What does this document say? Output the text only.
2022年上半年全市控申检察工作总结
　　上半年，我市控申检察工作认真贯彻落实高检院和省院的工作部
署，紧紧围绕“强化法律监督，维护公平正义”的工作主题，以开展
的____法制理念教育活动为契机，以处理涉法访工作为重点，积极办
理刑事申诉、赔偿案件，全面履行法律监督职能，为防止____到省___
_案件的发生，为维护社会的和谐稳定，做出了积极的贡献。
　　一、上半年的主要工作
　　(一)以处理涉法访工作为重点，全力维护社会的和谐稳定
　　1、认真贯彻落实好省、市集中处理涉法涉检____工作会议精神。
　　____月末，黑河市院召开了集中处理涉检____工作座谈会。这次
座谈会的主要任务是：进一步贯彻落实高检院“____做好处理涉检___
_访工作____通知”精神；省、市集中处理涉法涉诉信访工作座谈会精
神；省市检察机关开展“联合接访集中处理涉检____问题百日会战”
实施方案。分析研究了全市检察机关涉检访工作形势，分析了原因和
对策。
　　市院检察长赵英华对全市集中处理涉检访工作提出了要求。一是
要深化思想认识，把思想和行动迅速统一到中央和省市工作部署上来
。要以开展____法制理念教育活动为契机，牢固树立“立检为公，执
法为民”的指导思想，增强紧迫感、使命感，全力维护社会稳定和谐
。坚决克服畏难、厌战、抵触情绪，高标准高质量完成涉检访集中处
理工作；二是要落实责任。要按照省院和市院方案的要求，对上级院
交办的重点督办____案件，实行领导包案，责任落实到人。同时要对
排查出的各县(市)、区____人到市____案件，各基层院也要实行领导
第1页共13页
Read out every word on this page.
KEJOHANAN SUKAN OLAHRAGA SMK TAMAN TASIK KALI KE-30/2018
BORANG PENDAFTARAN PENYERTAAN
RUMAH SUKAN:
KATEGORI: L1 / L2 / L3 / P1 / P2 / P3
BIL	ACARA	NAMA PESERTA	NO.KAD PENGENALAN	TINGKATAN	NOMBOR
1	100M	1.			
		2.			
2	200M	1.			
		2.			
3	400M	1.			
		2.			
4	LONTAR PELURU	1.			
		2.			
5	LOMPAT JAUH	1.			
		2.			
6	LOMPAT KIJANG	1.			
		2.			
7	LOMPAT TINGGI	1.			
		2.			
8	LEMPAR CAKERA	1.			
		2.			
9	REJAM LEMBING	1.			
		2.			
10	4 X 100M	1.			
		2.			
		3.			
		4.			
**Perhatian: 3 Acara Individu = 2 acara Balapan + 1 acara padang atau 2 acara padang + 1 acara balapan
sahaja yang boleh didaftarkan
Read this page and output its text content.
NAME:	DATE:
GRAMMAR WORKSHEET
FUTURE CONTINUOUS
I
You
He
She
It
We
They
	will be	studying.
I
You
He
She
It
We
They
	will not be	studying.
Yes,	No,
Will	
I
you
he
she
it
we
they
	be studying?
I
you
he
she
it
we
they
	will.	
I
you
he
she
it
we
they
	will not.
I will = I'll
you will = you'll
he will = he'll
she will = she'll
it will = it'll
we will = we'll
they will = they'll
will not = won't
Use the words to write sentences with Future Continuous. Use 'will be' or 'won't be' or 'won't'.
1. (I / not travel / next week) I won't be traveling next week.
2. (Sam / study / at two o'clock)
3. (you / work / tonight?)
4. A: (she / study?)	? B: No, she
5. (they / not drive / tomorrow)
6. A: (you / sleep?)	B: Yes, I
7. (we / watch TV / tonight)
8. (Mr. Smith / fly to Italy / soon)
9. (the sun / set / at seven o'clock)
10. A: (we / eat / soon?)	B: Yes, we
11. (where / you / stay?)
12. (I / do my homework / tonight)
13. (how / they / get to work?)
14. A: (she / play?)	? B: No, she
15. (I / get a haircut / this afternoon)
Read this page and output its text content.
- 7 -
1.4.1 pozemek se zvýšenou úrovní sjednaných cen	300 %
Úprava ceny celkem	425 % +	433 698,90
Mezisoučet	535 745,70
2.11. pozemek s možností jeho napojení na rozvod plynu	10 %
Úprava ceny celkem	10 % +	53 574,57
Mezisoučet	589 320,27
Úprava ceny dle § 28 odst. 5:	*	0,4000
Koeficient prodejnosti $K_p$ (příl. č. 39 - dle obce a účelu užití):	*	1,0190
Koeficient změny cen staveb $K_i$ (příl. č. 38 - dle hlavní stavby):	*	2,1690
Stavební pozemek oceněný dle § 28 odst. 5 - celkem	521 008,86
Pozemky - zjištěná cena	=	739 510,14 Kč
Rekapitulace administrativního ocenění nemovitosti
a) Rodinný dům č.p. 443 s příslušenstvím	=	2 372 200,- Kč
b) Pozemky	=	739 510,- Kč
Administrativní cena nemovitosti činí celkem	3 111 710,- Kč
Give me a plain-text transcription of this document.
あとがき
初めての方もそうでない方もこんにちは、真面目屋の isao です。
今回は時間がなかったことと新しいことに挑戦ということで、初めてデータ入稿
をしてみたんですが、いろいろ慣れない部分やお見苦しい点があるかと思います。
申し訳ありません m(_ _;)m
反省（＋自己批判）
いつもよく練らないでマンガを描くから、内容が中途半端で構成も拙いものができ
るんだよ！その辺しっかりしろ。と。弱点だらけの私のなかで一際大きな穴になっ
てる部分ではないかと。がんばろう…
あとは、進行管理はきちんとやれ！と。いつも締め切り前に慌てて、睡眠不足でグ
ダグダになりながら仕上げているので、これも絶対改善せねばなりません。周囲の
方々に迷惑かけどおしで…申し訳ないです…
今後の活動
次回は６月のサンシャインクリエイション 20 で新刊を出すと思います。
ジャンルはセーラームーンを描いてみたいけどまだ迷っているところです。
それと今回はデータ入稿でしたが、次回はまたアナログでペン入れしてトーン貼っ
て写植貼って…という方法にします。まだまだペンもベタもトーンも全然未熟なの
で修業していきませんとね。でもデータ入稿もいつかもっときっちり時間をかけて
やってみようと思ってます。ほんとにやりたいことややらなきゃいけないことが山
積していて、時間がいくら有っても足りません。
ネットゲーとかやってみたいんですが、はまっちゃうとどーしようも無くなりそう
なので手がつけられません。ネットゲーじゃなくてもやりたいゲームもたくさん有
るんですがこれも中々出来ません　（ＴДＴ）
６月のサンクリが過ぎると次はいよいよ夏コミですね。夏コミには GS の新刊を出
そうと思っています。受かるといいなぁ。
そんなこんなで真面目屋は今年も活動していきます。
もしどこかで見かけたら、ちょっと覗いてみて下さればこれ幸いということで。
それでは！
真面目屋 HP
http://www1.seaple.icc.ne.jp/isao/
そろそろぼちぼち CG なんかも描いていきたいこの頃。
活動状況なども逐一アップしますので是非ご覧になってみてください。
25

----------

Return the listing above in its exact form.

What does this document say? Output the text only.
2022年上半年全市控申检察工作总结
　　上半年，我市控申检察工作认真贯彻落实高检院和省院的工作部
署，紧紧围绕“强化法律监督，维护公平正义”的工作主题，以开展
的____法制理念教育活动为契机，以处理涉法访工作为重点，积极办
理刑事申诉、赔偿案件，全面履行法律监督职能，为防止____到省___
_案件的发生，为维护社会的和谐稳定，做出了积极的贡献。
　　一、上半年的主要工作
　　(一)以处理涉法访工作为重点，全力维护社会的和谐稳定
　　1、认真贯彻落实好省、市集中处理涉法涉检____工作会议精神。
　　____月末，黑河市院召开了集中处理涉检____工作座谈会。这次
座谈会的主要任务是：进一步贯彻落实高检院“____做好处理涉检___
_访工作____通知”精神；省、市集中处理涉法涉诉信访工作座谈会精
神；省市检察机关开展“联合接访集中处理涉检____问题百日会战”
实施方案。分析研究了全市检察机关涉检访工作形势，分析了原因和
对策。
　　市院检察长赵英华对全市集中处理涉检访工作提出了要求。一是
要深化思想认识，把思想和行动迅速统一到中央和省市工作部署上来
。要以开展____法制理念教育活动为契机，牢固树立“立检为公，执
法为民”的指导思想，增强紧迫感、使命感，全力维护社会稳定和谐
。坚决克服畏难、厌战、抵触情绪，高标准高质量完成涉检访集中处
理工作；二是要落实责任。要按照省院和市院方案的要求，对上级院
交办的重点督办____案件，实行领导包案，责任落实到人。同时要对
排查出的各县(市)、区____人到市____案件，各基层院也要实行领导
第1页共13页
Read out every word on this page.
KEJOHANAN SUKAN OLAHRAGA SMK TAMAN TASIK KALI KE-30/2018
BORANG PENDAFTARAN PENYERTAAN
RUMAH SUKAN:
KATEGORI: L1 / L2 / L3 / P1 / P2 / P3
BIL	ACARA	NAMA PESERTA	NO.KAD PENGENALAN	TINGKATAN	NOMBOR
1	100M	1.			
		2.			
2	200M	1.			
		2.			
3	400M	1.			
		2.			
4	LONTAR PELURU	1.			
		2.			
5	LOMPAT JAUH	1.			
		2.			
6	LOMPAT KIJANG	1.			
		2.			
7	LOMPAT TINGGI	1.			
		2.			
8	LEMPAR CAKERA	1.			
		2.			
9	REJAM LEMBING	1.			
		2.			
10	4 X 100M	1.			
		2.			
		3.			
		4.			
**Perhatian: 3 Acara Individu = 2 acara Balapan + 1 acara padang atau 2 acara padang + 1 acara balapan
sahaja yang boleh didaftarkan
Read this page and output its text content.
NAME:	DATE:
GRAMMAR WORKSHEET
FUTURE CONTINUOUS
I
You
He
She
It
We
They
	will be	studying.
I
You
He
She
It
We
They
	will not be	studying.
Yes,	No,
Will	
I
you
he
she
it
we
they
	be studying?
I
you
he
she
it
we
they
	will.	
I
you
he
she
it
we
they
	will not.
I will = I'll
you will = you'll
he will = he'll
she will = she'll
it will = it'll
we will = we'll
they will = they'll
will not = won't
Use the words to write sentences with Future Continuous. Use 'will be' or 'won't be' or 'won't'.
1. (I / not travel / next week) I won't be traveling next week.
2. (Sam / study / at two o'clock)
3. (you / work / tonight?)
4. A: (she / study?)	? B: No, she
5. (they / not drive / tomorrow)
6. A: (you / sleep?)	B: Yes, I
7. (we / watch TV / tonight)
8. (Mr. Smith / fly to Italy / soon)
9. (the sun / set / at seven o'clock)
10. A: (we / eat / soon?)	B: Yes, we
11. (where / you / stay?)
12. (I / do my homework / tonight)
13. (how / they / get to work?)
14. A: (she / play?)	? B: No, she
15. (I / get a haircut / this afternoon)
Read this page and output its text content.
- 7 -
1.4.1 pozemek se zvýšenou úrovní sjednaných cen	300 %
Úprava ceny celkem	425 % +	433 698,90
Mezisoučet	535 745,70
2.11. pozemek s možností jeho napojení na rozvod plynu	10 %
Úprava ceny celkem	10 % +	53 574,57
Mezisoučet	589 320,27
Úprava ceny dle § 28 odst. 5:	*	0,4000
Koeficient prodejnosti $K_p$ (příl. č. 39 - dle obce a účelu užití):	*	1,0190
Koeficient změny cen staveb $K_i$ (příl. č. 38 - dle hlavní stavby):	*	2,1690
Stavební pozemek oceněný dle § 28 odst. 5 - celkem	521 008,86
Pozemky - zjištěná cena	=	739 510,14 Kč
Rekapitulace administrativního ocenění nemovitosti
a) Rodinný dům č.p. 443 s příslušenstvím	=	2 372 200,- Kč
b) Pozemky	=	739 510,- Kč
Administrativní cena nemovitosti činí celkem	3 111 710,- Kč
Give me a plain-text transcription of this document.
あとがき
初めての方もそうでない方もこんにちは、真面目屋の isao です。
今回は時間がなかったことと新しいことに挑戦ということで、初めてデータ入稿
をしてみたんですが、いろいろ慣れない部分やお見苦しい点があるかと思います。
申し訳ありません m(_ _;)m
反省（＋自己批判）
いつもよく練らないでマンガを描くから、内容が中途半端で構成も拙いものができ
るんだよ！その辺しっかりしろ。と。弱点だらけの私のなかで一際大きな穴になっ
てる部分ではないかと。がんばろう…
あとは、進行管理はきちんとやれ！と。いつも締め切り前に慌てて、睡眠不足でグ
ダグダになりながら仕上げているので、これも絶対改善せねばなりません。周囲の
方々に迷惑かけどおしで…申し訳ないです…
今後の活動
次回は６月のサンシャインクリエイション 20 で新刊を出すと思います。
ジャンルはセーラームーンを描いてみたいけどまだ迷っているところです。
それと今回はデータ入稿でしたが、次回はまたアナログでペン入れしてトーン貼っ
て写植貼って…という方法にします。まだまだペンもベタもトーンも全然未熟なの
で修業していきませんとね。でもデータ入稿もいつかもっときっちり時間をかけて
やってみようと思ってます。ほんとにやりたいことややらなきゃいけないことが山
積していて、時間がいくら有っても足りません。
ネットゲーとかやってみたいんですが、はまっちゃうとどーしようも無くなりそう
なので手がつけられません。ネットゲーじゃなくてもやりたいゲームもたくさん有
るんですがこれも中々出来ません　（ＴДＴ）
６月のサンクリが過ぎると次はいよいよ夏コミですね。夏コミには GS の新刊を出
そうと思っています。受かるといいなぁ。
そんなこんなで真面目屋は今年も活動していきます。
もしどこかで見かけたら、ちょっと覗いてみて下さればこれ幸いということで。
それでは！
真面目屋 HP
http://www1.seaple.icc.ne.jp/isao/
そろそろぼちぼち CG なんかも描いていきたいこの頃。
活動状況なども逐一アップしますので是非ご覧になってみてください。
25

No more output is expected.